Working data:
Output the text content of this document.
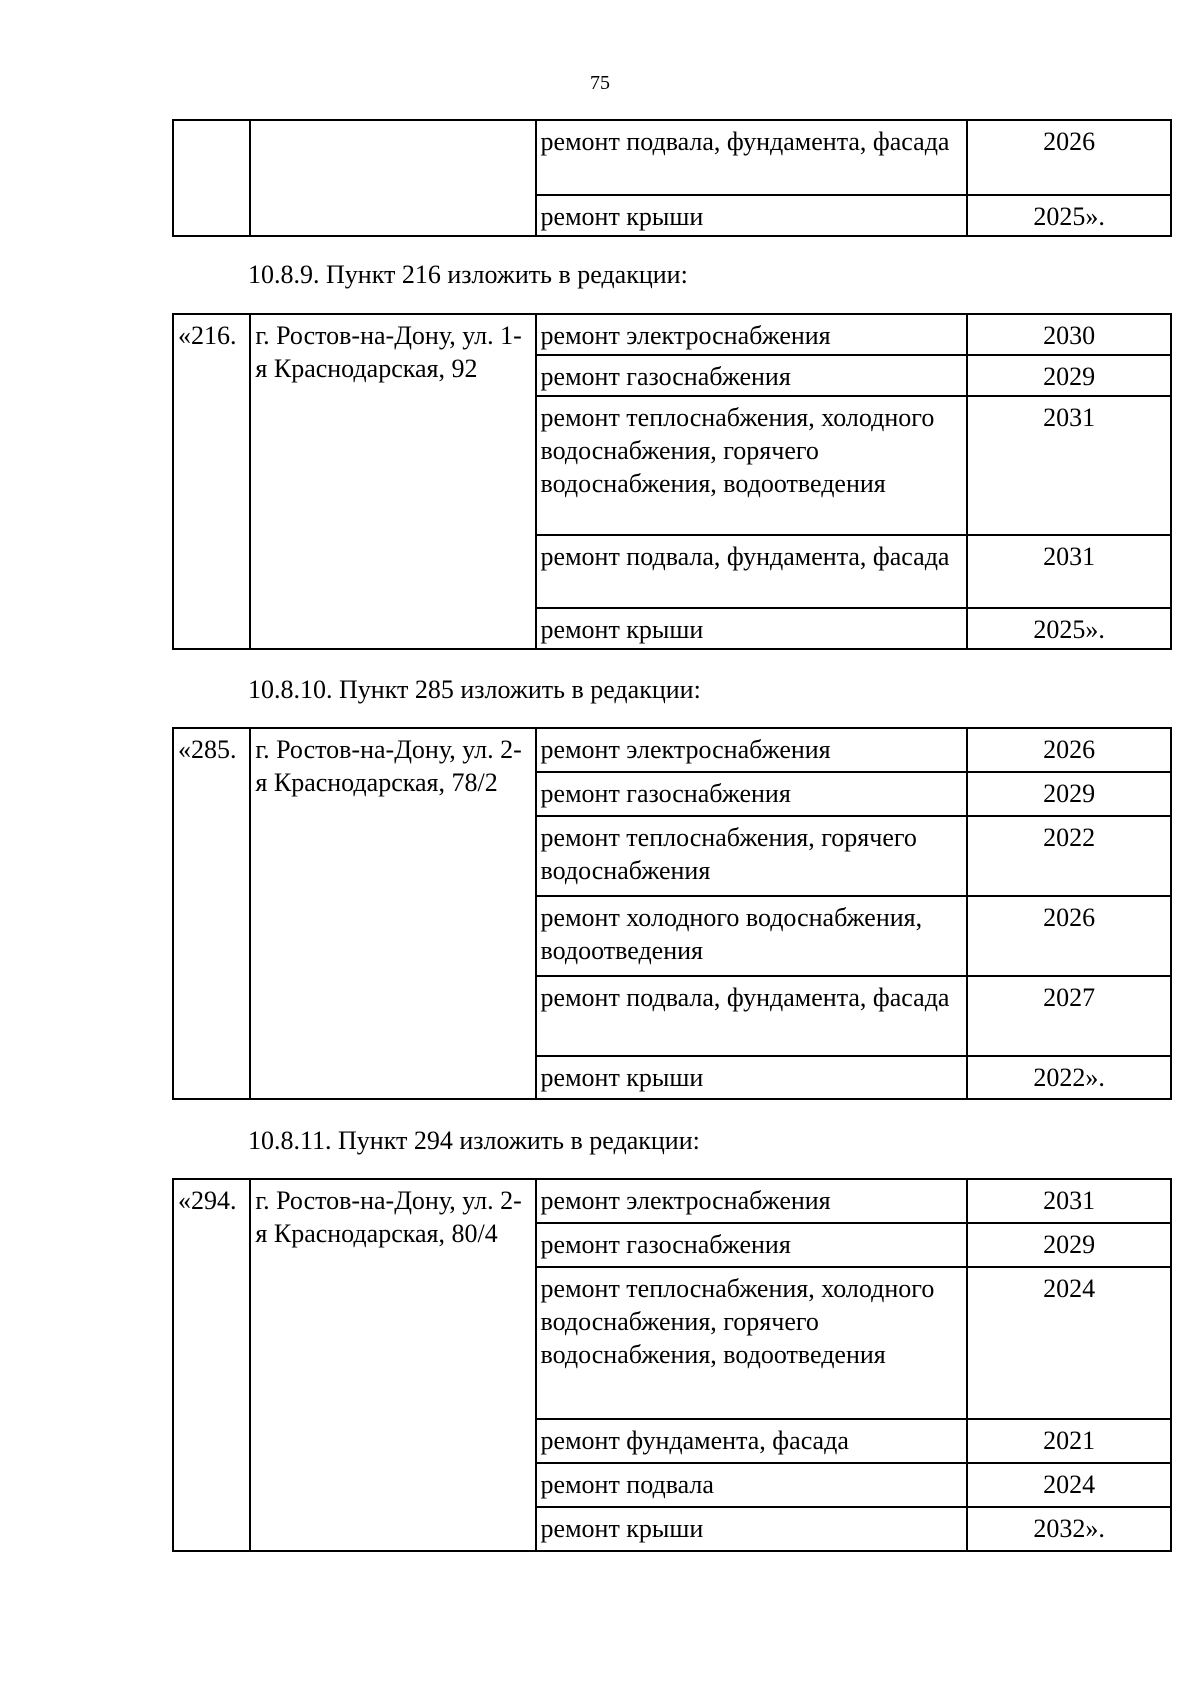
75
		ремонт подвала, фундамента, фасада	2026
		ремонт крыши	2025».
10.8.9. Пункт 216 изложить в редакции:
«216.	г. Ростов-на-Дону, ул. 1-я Краснодарская, 92	ремонт электроснабжения	2030
		ремонт газоснабжения	2029
		ремонт теплоснабжения, холодного водоснабжения, горячего водоснабжения, водоотведения	2031
		ремонт подвала, фундамента, фасада	2031
		ремонт крыши	2025».
10.8.10. Пункт 285 изложить в редакции:
«285.	г. Ростов-на-Дону, ул. 2-я Краснодарская, 78/2	ремонт электроснабжения	2026
		ремонт газоснабжения	2029
		ремонт теплоснабжения, горячего водоснабжения	2022
		ремонт холодного водоснабжения, водоотведения	2026
		ремонт подвала, фундамента, фасада	2027
		ремонт крыши	2022».
10.8.11. Пункт 294 изложить в редакции:
«294.	г. Ростов-на-Дону, ул. 2-я Краснодарская, 80/4	ремонт электроснабжения	2031
		ремонт газоснабжения	2029
		ремонт теплоснабжения, холодного водоснабжения, горячего водоснабжения, водоотведения	2024
		ремонт фундамента, фасада	2021
		ремонт подвала	2024
		ремонт крыши	2032».
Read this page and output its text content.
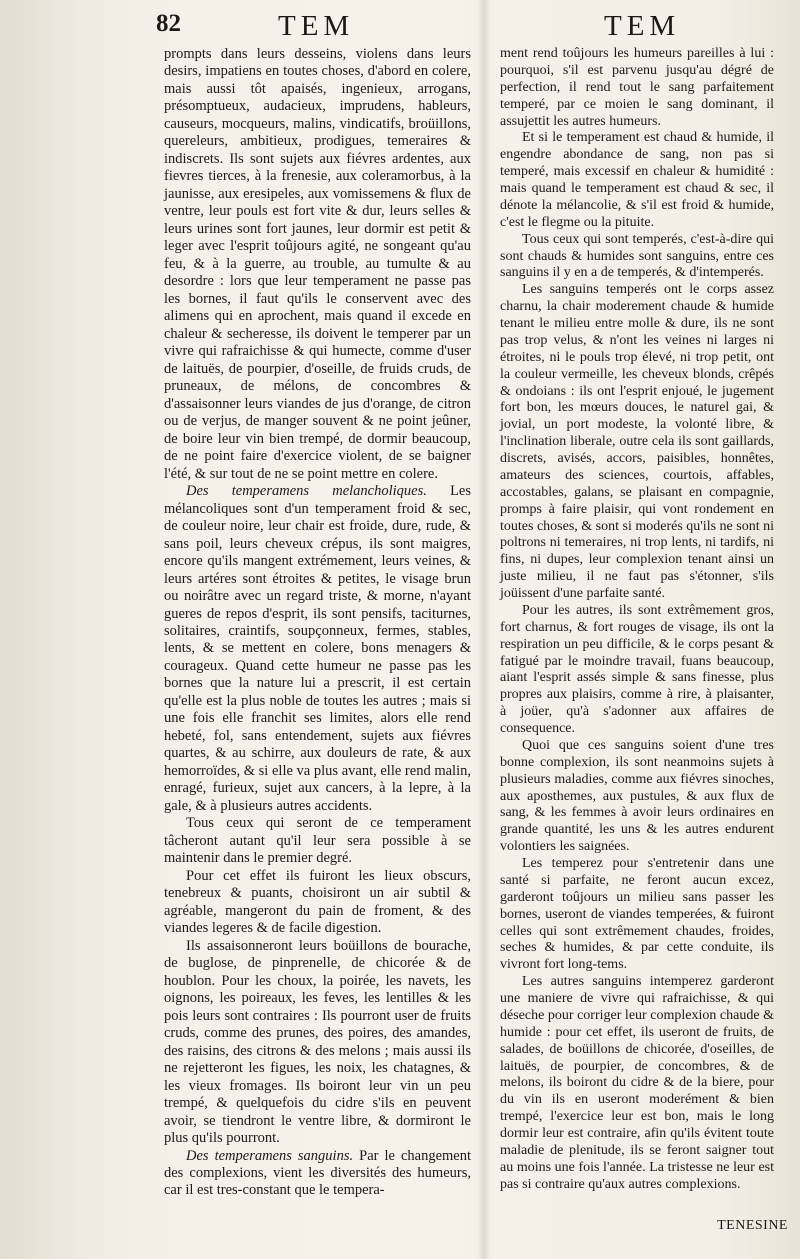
82	TEM	TEM

prompts dans leurs desseins, violens dans leurs desirs, impatiens en toutes choses, d'abord en colere, mais aussi tôt apaisés, ingenieux, arrogans, présomptueux, audacieux, imprudens, hableurs, causeurs, mocqueurs, malins, vindicatifs, broüillons, quereleurs, ambitieux, prodigues, temeraires & indiscrets. Ils sont sujets aux fiévres ardentes, aux fievres tierces, à la frenesie, aux coleramorbus, à la jaunisse, aux eresipeles, aux vomissemens & flux de ventre, leur pouls est fort vite & dur, leurs selles & leurs urines sont fort jaunes, leur dormir est petit & leger avec l'esprit toûjours agité, ne songeant qu'au feu, & à la guerre, au trouble, au tumulte & au desordre : lors que leur temperament ne passe pas les bornes, il faut qu'ils le conservent avec des alimens qui en aprochent, mais quand il excede en chaleur & secheresse, ils doivent le temperer par un vivre qui rafraichisse & qui humecte, comme d'user de laituës, de pourpier, d'oseille, de fruids cruds, de pruneaux, de mélons, de concombres & d'assaisonner leurs viandes de jus d'orange, de citron ou de verjus, de manger souvent & ne point jeûner, de boire leur vin bien trempé, de dormir beaucoup, de ne point faire d'exercice violent, de se baigner l'été, & sur tout de ne se point mettre en colere.

Des temperamens melancholiques. Les mélancoliques sont d'un temperament froid & sec, de couleur noire, leur chair est froide, dure, rude, & sans poil, leurs cheveux crépus, ils sont maigres, encore qu'ils mangent extrémement, leurs veines, & leurs artéres sont étroites & petites, le visage brun ou noirâtre avec un regard triste, & morne, n'ayant gueres de repos d'esprit, ils sont pensifs, taciturnes, solitaires, craintifs, soupçonneux, fermes, stables, lents, & se mettent en colere, bons menagers & courageux. Quand cette humeur ne passe pas les bornes que la nature lui a prescrit, il est certain qu'elle est la plus noble de toutes les autres ; mais si une fois elle franchit ses limites, alors elle rend hebeté, fol, sans entendement, sujets aux fiévres quartes, & au schirre, aux douleurs de rate, & aux hemorroïdes, & si elle va plus avant, elle rend malin, enragé, furieux, sujet aux cancers, à la lepre, à la gale, & à plusieurs autres accidents.

Tous ceux qui seront de ce temperament tâcheront autant qu'il leur sera possible à se maintenir dans le premier degré.

Pour cet effet ils fuiront les lieux obscurs, tenebreux & puants, choisiront un air subtil & agréable, mangeront du pain de froment, & des viandes legeres & de facile digestion.

Ils assaisonneront leurs boüillons de bourache, de buglose, de pinprenelle, de chicorée & de houblon. Pour les choux, la poirée, les navets, les oignons, les poireaux, les feves, les lentilles & les pois leurs sont contraires : Ils pourront user de fruits cruds, comme des prunes, des poires, des amandes, des raisins, des citrons & des melons ; mais aussi ils ne rejetteront les figues, les noix, les chatagnes, & les vieux fromages. Ils boiront leur vin un peu trempé, & quelquefois du cidre s'ils en peuvent avoir, se tiendront le ventre libre, & dormiront le plus qu'ils pourront.

Des temperamens sanguins. Par le changement des complexions, vient les diversités des humeurs, car il est tres-constant que le tempera-

ment rend toûjours les humeurs pareilles à lui : pourquoi, s'il est parvenu jusqu'au dégré de perfection, il rend tout le sang parfaitement temperé, par ce moien le sang dominant, il assujettit les autres humeurs.

Et si le temperament est chaud & humide, il engendre abondance de sang, non pas si temperé, mais excessif en chaleur & humidité : mais quand le temperament est chaud & sec, il dénote la mélancolie, & s'il est froid & humide, c'est le flegme ou la pituite.

Tous ceux qui sont temperés, c'est-à-dire qui sont chauds & humides sont sanguins, entre ces sanguins il y en a de temperés, & d'intemperés.

Les sanguins temperés ont le corps assez charnu, la chair moderement chaude & humide tenant le milieu entre molle & dure, ils ne sont pas trop velus, & n'ont les veines ni larges ni étroites, ni le pouls trop élevé, ni trop petit, ont la couleur vermeille, les cheveux blonds, crêpés & ondoians : ils ont l'esprit enjoué, le jugement fort bon, les mœurs douces, le naturel gai, & jovial, un port modeste, la volonté libre, & l'inclination liberale, outre cela ils sont gaillards, discrets, avisés, accors, paisibles, honnêtes, amateurs des sciences, courtois, affables, accostables, galans, se plaisant en compagnie, promps à faire plaisir, qui vont rondement en toutes choses, & sont si moderés qu'ils ne sont ni poltrons ni temeraires, ni trop lents, ni tardifs, ni fins, ni dupes, leur complexion tenant ainsi un juste milieu, il ne faut pas s'étonner, s'ils joüissent d'une parfaite santé.

Pour les autres, ils sont extrêmement gros, fort charnus, & fort rouges de visage, ils ont la respiration un peu difficile, & le corps pesant & fatigué par le moindre travail, fuans beaucoup, aiant l'esprit assés simple & sans finesse, plus propres aux plaisirs, comme à rire, à plaisanter, à joüer, qu'à s'adonner aux affaires de consequence.

Quoi que ces sanguins soient d'une tres bonne complexion, ils sont neanmoins sujets à plusieurs maladies, comme aux fiévres sinoches, aux aposthemes, aux pustules, & aux flux de sang, & les femmes à avoir leurs ordinaires en grande quantité, les uns & les autres endurent volontiers les saignées.

Les temperez pour s'entretenir dans une santé si parfaite, ne feront aucun excez, garderont toûjours un milieu sans passer les bornes, useront de viandes temperées, & fuiront celles qui sont extrêmement chaudes, froides, seches & humides, & par cette conduite, ils vivront fort long-tems.

Les autres sanguins intemperez garderont une maniere de vivre qui rafraichisse, & qui déseche pour corriger leur complexion chaude & humide : pour cet effet, ils useront de fruits, de salades, de boüillons de chicorée, d'oseilles, de laituës, de pourpier, de concombres, & de melons, ils boiront du cidre & de la biere, pour du vin ils en useront moderément & bien trempé, l'exercice leur est bon, mais le long dormir leur est contraire, afin qu'ils évitent toute maladie de plenitude, ils se feront saigner tout au moins une fois l'année. La tristesse ne leur est pas si contraire qu'aux autres complexions.

TENESINE
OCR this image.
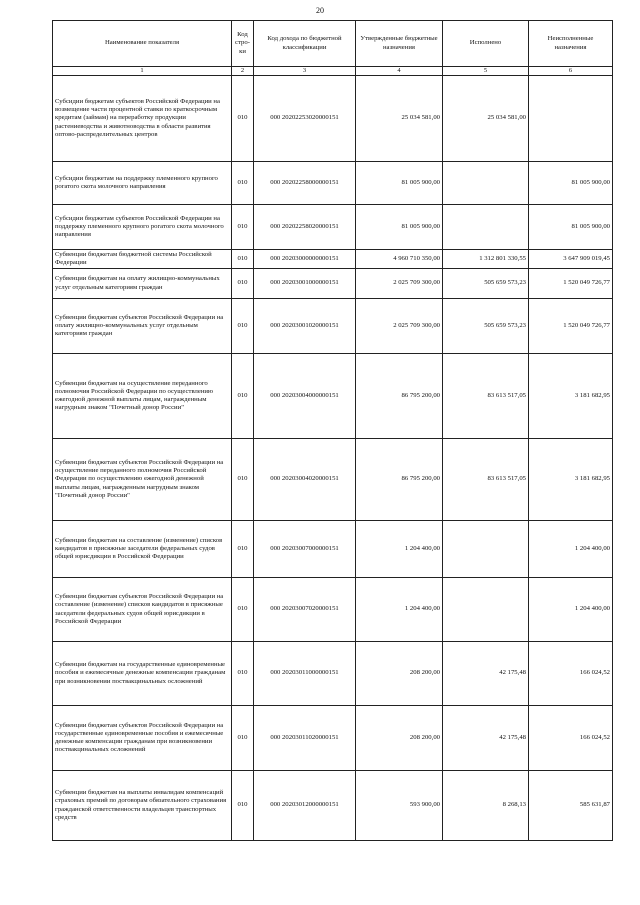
20
Наименование показателя	Код стро-ки	Код дохода по бюджетной классификации	Утвержденные бюджетные назначения	Исполнено	Неисполненные назначения
1	2	3	4	5	6
Субсидии бюджетам субъектов Российской Федерации на возмещение части процентной ставки по краткосрочным кредитам (займам) на переработку продукции растениеводства и животноводства в области развития оптово-распределительных центров	010	000 20202253020000151	25 034 581,00	25 034 581,00	
Субсидии бюджетам на поддержку племенного крупного рогатого скота молочного направления	010	000 20202258000000151	81 005 900,00		81 005 900,00
Субсидии бюджетам субъектов Российской Федерации на поддержку племенного крупного рогатого скота молочного направления	010	000 20202258020000151	81 005 900,00		81 005 900,00
Субвенции бюджетам бюджетной системы Российской Федерации	010	000 20203000000000151	4 960 710 350,00	1 312 801 330,55	3 647 909 019,45
Субвенции бюджетам на оплату жилищно-коммунальных услуг отдельным категориям граждан	010	000 20203001000000151	2 025 709 300,00	505 659 573,23	1 520 049 726,77
Субвенции бюджетам субъектов Российской Федерации на оплату жилищно-коммунальных услуг отдельным категориям граждан	010	000 20203001020000151	2 025 709 300,00	505 659 573,23	1 520 049 726,77
Субвенции бюджетам на осуществление переданного полномочия Российской Федерации по осуществлению ежегодной денежной выплаты лицам, награжденным нагрудным знаком "Почетный донор России"	010	000 20203004000000151	86 795 200,00	83 613 517,05	3 181 682,95
Субвенции бюджетам субъектов Российской Федерации на осуществление переданного полномочия Российской Федерации по осуществлению ежегодной денежной выплаты лицам, награжденным нагрудным знаком "Почетный донор России"	010	000 20203004020000151	86 795 200,00	83 613 517,05	3 181 682,95
Субвенции бюджетам на составление (изменение) списков кандидатов в присяжные заседатели федеральных судов общей юрисдикции в Российской Федерации	010	000 20203007000000151	1 204 400,00		1 204 400,00
Субвенции бюджетам субъектов Российской Федерации на составление (изменение) списков кандидатов в присяжные заседатели федеральных судов общей юрисдикции в Российской Федерации	010	000 20203007020000151	1 204 400,00		1 204 400,00
Субвенции бюджетам на государственные единовременные пособия и ежемесячные денежные компенсации гражданам при возникновении поствакцинальных осложнений	010	000 20203011000000151	208 200,00	42 175,48	166 024,52
Субвенции бюджетам субъектов Российской Федерации на государственные единовременные пособия и ежемесячные денежные компенсации гражданам при возникновении поствакцинальных осложнений	010	000 20203011020000151	208 200,00	42 175,48	166 024,52
Субвенции бюджетам на выплаты инвалидам компенсаций страховых премий по договорам обязательного страхования гражданской ответственности владельцев транспортных средств	010	000 20203012000000151	593 900,00	8 268,13	585 631,87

Exercise: Identify the lines that contain the string "фундамента", and copy every one of them.

Answer to this problem:
		ремонт подвала, фундамента, фасада	2026
		ремонт подвала, фундамента, фасада	2031
		ремонт подвала, фундамента, фасада	2027
		ремонт фундамента, фасада	2021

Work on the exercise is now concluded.